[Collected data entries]

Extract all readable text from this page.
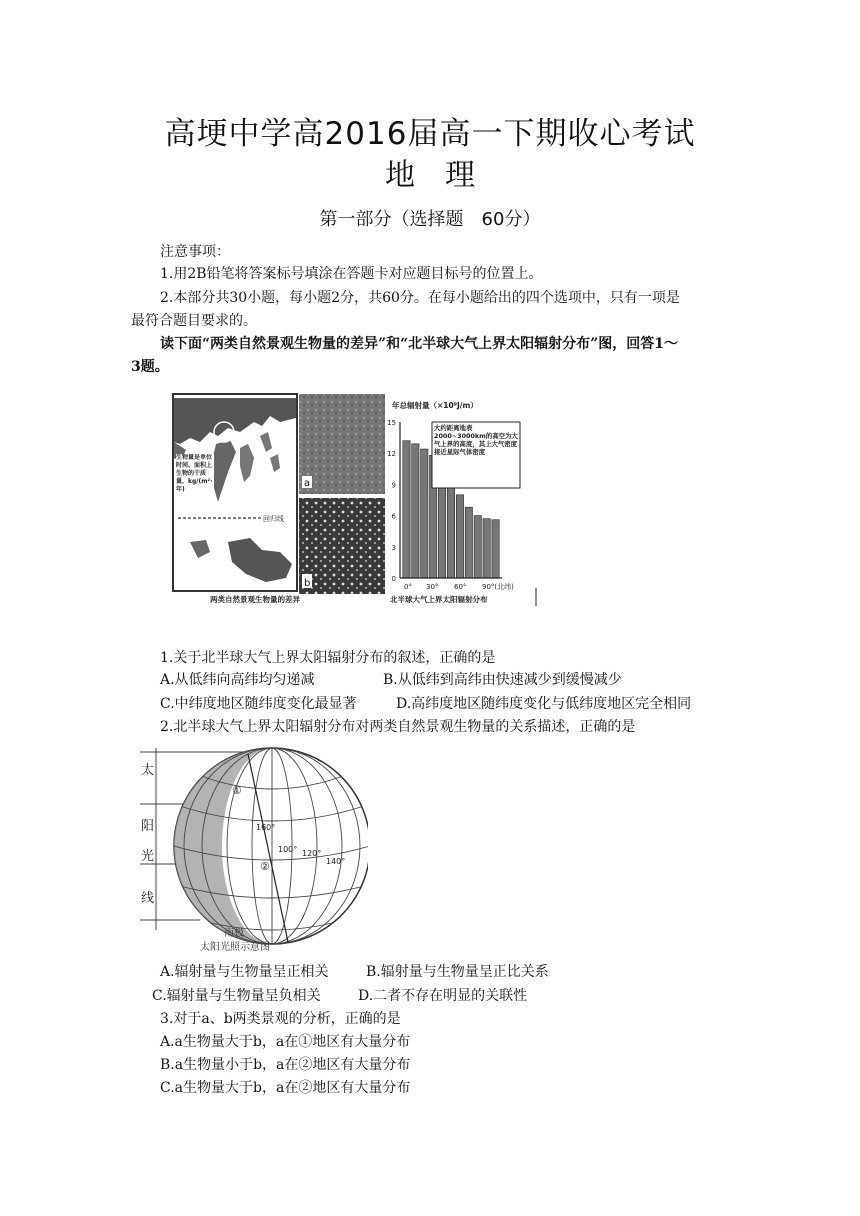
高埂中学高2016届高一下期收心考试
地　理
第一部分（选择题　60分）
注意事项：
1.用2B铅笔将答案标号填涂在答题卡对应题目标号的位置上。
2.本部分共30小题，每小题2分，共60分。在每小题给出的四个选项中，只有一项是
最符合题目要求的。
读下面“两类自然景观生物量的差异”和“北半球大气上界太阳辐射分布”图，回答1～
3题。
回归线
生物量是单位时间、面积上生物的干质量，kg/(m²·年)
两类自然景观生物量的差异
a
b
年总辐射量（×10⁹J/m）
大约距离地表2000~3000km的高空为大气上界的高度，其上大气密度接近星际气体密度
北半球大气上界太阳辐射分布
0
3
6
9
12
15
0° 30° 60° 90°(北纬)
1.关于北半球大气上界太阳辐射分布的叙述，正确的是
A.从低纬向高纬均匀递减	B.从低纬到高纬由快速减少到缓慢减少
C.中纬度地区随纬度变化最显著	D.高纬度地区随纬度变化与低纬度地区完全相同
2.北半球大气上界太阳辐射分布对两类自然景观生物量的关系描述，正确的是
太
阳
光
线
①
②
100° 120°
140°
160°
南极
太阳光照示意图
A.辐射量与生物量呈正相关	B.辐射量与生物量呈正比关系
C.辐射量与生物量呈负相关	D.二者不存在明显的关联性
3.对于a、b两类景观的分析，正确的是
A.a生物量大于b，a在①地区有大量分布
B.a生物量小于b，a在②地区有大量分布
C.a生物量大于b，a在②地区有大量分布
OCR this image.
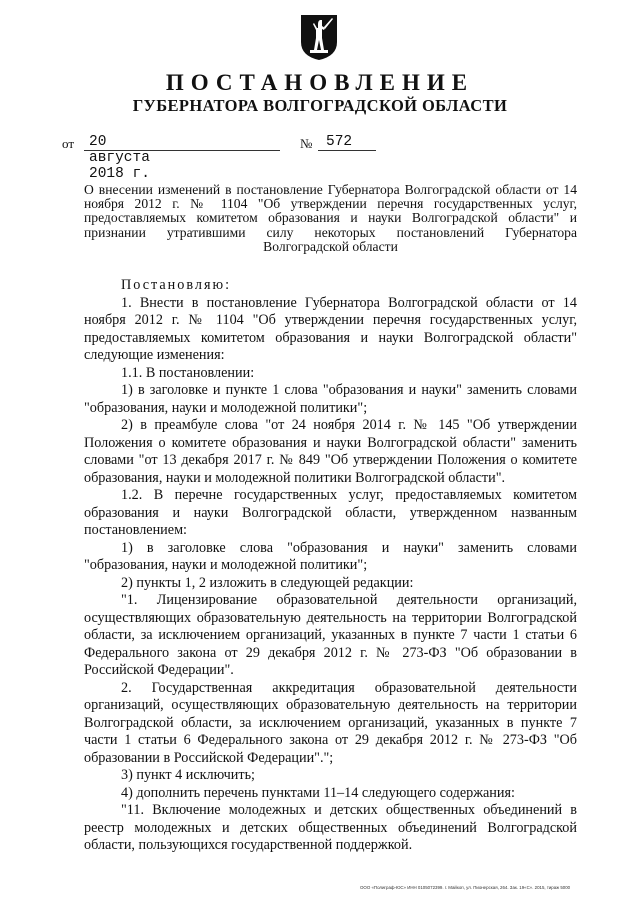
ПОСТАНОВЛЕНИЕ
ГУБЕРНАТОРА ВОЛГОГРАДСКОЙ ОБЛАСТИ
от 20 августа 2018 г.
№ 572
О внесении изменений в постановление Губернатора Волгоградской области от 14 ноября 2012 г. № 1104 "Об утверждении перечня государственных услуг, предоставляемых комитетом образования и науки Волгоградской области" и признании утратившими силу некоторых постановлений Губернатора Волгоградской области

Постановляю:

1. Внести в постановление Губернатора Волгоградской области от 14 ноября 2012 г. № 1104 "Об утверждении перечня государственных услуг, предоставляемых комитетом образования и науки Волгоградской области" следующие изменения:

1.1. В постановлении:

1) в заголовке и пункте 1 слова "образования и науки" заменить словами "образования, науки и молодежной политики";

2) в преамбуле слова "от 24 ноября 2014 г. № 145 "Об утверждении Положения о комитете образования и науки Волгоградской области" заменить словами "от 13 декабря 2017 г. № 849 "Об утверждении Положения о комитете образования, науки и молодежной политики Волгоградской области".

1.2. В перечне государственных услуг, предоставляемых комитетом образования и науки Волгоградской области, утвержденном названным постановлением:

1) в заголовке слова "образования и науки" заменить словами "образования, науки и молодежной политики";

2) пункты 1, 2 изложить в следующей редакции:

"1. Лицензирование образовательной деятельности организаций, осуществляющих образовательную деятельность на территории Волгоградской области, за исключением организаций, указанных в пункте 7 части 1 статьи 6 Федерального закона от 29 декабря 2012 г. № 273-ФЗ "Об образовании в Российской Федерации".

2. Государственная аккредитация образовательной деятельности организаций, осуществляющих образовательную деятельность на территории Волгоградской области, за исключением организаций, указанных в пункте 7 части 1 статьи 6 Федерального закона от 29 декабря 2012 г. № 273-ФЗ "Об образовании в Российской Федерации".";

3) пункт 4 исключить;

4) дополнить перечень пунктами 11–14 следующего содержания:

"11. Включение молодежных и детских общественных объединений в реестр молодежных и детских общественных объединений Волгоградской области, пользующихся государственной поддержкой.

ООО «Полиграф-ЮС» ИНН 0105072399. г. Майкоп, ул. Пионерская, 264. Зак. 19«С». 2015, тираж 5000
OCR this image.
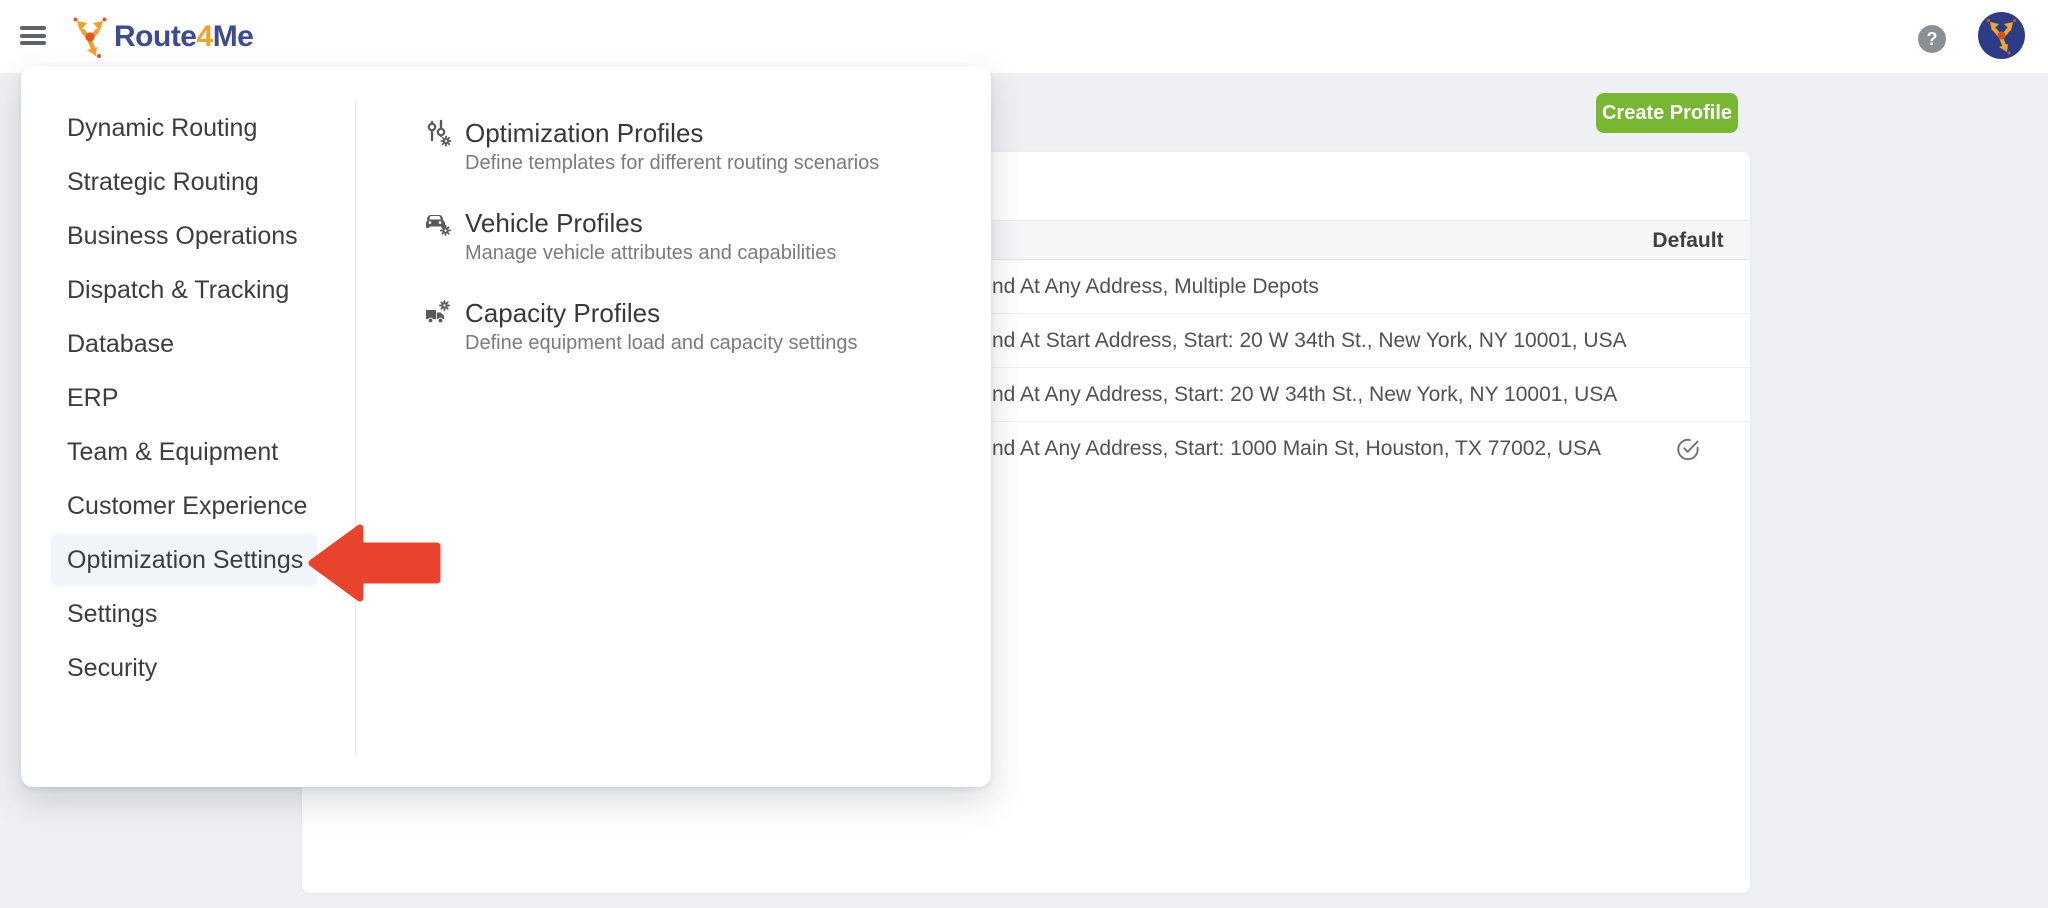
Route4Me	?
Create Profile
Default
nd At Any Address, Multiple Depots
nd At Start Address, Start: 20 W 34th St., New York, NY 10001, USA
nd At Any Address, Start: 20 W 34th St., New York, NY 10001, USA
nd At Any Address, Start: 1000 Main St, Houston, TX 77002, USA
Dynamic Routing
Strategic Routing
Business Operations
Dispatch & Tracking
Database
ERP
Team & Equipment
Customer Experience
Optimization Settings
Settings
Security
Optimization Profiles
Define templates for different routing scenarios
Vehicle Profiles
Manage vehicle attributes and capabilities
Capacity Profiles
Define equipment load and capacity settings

→ Challenge
How many lines in the records above contain the word "утверждении"? Reply with the number alone.

→ Expected answer
3